*Record set*:
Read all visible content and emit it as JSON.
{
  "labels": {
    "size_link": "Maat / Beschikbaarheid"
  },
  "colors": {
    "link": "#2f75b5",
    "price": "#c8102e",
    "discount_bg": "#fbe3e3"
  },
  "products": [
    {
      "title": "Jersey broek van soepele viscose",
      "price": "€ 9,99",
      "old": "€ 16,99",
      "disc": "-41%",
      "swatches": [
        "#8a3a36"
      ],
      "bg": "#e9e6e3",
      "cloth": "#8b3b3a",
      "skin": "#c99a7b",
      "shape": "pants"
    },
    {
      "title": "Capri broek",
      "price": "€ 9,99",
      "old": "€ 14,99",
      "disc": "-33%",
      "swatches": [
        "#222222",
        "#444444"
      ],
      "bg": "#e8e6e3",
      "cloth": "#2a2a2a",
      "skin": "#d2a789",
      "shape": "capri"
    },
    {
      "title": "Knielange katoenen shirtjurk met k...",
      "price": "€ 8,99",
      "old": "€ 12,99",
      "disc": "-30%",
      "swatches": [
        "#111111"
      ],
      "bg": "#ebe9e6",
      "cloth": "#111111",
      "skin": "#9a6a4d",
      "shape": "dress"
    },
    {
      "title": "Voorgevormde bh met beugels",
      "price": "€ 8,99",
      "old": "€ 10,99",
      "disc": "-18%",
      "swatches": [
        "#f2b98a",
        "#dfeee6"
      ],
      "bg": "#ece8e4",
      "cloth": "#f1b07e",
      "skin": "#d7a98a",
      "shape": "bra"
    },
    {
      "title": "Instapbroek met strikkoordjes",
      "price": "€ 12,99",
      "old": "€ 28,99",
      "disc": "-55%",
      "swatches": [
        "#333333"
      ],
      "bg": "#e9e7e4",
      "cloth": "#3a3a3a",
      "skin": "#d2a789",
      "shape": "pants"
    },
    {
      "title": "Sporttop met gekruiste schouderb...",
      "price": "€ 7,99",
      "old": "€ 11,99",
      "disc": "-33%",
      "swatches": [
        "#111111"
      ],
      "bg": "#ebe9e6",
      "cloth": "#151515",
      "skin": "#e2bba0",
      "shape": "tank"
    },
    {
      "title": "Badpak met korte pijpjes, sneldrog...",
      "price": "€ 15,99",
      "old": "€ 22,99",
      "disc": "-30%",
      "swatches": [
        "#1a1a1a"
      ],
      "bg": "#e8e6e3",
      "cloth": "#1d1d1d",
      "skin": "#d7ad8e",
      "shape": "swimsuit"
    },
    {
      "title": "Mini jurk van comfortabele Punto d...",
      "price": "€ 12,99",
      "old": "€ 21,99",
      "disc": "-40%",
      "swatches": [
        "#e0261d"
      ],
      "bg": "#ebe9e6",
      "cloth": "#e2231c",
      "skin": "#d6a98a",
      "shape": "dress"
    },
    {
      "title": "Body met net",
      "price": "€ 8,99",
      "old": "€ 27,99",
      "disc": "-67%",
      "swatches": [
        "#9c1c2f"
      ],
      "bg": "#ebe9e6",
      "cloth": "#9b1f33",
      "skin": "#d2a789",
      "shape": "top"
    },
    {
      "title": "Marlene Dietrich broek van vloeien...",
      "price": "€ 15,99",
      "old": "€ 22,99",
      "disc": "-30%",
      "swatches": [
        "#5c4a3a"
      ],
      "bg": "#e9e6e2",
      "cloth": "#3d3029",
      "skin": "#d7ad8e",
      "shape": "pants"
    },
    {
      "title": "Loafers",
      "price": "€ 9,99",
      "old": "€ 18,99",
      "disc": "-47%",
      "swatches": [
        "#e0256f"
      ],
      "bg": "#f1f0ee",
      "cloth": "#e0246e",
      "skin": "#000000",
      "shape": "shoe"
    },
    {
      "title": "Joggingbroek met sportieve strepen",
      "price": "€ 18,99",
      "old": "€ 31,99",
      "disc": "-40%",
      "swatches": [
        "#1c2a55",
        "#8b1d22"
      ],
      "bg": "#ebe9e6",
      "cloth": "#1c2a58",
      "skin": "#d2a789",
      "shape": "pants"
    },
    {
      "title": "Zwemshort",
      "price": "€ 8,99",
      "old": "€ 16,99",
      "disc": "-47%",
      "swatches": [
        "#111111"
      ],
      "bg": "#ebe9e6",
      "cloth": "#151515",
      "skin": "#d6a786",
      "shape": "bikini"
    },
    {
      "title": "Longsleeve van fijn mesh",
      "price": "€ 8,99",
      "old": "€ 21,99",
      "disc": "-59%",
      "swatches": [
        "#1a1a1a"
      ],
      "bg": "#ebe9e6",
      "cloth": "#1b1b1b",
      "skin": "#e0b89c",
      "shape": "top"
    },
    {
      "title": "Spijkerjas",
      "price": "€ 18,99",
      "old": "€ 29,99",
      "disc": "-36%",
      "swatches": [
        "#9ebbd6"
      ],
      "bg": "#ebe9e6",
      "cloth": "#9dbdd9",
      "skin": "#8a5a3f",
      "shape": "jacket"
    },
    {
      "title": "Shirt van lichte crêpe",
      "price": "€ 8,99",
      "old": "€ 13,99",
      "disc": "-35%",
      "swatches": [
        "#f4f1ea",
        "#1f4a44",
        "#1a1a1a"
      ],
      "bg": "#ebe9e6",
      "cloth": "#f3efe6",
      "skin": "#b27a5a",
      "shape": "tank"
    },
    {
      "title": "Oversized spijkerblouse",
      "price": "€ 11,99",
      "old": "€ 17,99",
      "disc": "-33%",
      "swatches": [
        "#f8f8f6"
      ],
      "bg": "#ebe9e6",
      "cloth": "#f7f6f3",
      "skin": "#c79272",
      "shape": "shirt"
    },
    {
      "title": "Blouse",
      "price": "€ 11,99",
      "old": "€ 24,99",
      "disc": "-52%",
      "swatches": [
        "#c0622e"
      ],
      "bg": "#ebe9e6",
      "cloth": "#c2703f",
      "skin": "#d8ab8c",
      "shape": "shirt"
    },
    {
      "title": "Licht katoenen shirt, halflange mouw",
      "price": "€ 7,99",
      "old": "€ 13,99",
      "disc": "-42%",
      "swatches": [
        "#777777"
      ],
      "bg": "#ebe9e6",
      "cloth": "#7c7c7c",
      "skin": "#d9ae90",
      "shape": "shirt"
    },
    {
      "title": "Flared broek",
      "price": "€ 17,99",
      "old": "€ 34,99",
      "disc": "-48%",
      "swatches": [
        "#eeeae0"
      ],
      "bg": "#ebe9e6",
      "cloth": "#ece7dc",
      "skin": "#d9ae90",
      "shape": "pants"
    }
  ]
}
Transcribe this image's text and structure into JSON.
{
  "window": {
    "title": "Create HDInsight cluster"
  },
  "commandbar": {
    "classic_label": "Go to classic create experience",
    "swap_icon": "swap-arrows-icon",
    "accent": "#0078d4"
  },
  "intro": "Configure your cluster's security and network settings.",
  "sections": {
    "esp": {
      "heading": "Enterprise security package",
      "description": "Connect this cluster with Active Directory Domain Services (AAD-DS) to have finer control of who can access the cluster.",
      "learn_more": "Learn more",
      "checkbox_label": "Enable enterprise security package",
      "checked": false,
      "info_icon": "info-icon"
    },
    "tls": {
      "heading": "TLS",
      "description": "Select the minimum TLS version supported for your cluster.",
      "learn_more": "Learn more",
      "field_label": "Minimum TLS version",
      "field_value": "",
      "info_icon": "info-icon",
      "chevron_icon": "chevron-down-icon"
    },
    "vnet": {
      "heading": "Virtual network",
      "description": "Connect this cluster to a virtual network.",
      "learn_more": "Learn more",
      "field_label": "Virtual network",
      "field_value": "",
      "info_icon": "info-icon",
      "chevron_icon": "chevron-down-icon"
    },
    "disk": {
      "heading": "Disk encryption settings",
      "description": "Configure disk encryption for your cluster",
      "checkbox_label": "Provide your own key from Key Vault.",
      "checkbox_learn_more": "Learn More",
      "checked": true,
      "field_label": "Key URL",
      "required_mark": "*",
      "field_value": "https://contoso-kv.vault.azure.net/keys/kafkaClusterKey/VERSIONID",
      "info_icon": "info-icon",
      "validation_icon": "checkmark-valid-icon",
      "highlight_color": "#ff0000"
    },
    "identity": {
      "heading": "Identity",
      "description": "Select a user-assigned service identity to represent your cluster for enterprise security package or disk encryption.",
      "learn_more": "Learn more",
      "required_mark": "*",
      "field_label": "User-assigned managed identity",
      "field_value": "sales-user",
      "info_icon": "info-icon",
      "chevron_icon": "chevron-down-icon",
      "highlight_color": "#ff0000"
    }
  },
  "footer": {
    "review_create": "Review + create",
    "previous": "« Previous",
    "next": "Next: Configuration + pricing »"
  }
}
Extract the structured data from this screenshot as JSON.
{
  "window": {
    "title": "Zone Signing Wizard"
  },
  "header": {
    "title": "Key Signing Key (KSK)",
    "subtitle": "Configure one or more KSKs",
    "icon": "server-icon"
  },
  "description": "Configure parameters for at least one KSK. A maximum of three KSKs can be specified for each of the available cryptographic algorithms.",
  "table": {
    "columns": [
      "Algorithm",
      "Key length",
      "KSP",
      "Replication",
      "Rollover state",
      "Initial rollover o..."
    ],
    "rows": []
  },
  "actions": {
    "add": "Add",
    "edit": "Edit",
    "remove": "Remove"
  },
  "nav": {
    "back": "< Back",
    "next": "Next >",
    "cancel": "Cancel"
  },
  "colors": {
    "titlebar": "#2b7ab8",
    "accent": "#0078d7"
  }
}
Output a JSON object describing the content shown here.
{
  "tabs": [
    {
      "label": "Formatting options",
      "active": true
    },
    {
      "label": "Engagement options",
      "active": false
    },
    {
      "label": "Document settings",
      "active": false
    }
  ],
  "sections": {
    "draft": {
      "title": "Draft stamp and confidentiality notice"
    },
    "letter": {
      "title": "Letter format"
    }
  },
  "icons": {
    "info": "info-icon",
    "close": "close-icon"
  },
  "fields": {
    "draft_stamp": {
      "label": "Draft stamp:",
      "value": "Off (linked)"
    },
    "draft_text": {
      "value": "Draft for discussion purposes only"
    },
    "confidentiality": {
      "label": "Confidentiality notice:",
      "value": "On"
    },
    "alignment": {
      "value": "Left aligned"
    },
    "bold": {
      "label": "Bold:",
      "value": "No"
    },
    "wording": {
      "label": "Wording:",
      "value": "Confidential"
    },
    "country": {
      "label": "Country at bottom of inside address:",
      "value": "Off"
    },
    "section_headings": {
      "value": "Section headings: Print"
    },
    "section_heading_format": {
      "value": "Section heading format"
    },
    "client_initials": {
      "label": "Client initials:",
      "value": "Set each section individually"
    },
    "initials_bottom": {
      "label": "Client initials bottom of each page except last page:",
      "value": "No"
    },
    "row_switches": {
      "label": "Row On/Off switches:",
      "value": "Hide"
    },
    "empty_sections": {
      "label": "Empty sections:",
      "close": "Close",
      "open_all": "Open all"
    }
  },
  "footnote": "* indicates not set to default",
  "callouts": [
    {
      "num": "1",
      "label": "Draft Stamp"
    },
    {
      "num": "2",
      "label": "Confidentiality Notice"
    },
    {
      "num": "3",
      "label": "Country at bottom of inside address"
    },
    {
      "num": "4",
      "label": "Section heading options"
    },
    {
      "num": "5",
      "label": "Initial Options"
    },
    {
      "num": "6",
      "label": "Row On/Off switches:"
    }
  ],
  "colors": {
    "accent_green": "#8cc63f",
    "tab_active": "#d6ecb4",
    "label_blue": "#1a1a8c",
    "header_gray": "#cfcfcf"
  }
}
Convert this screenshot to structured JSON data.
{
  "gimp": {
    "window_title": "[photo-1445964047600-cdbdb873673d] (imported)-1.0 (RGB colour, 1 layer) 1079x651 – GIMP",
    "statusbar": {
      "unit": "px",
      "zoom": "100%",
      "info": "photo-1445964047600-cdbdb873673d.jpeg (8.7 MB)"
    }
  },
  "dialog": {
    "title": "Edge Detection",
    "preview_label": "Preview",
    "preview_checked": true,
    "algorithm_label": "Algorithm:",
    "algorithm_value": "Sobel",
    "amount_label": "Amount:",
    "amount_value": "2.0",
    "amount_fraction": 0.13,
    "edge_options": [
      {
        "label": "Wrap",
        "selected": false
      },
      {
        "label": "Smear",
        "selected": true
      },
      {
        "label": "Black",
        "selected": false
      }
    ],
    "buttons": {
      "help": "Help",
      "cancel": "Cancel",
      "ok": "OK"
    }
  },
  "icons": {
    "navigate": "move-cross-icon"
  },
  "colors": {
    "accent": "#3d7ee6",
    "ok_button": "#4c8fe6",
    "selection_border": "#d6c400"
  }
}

*Exercise description*:
Say how many lines in the records contain the string "screenshot", and say nothing else.

*Result below*:
2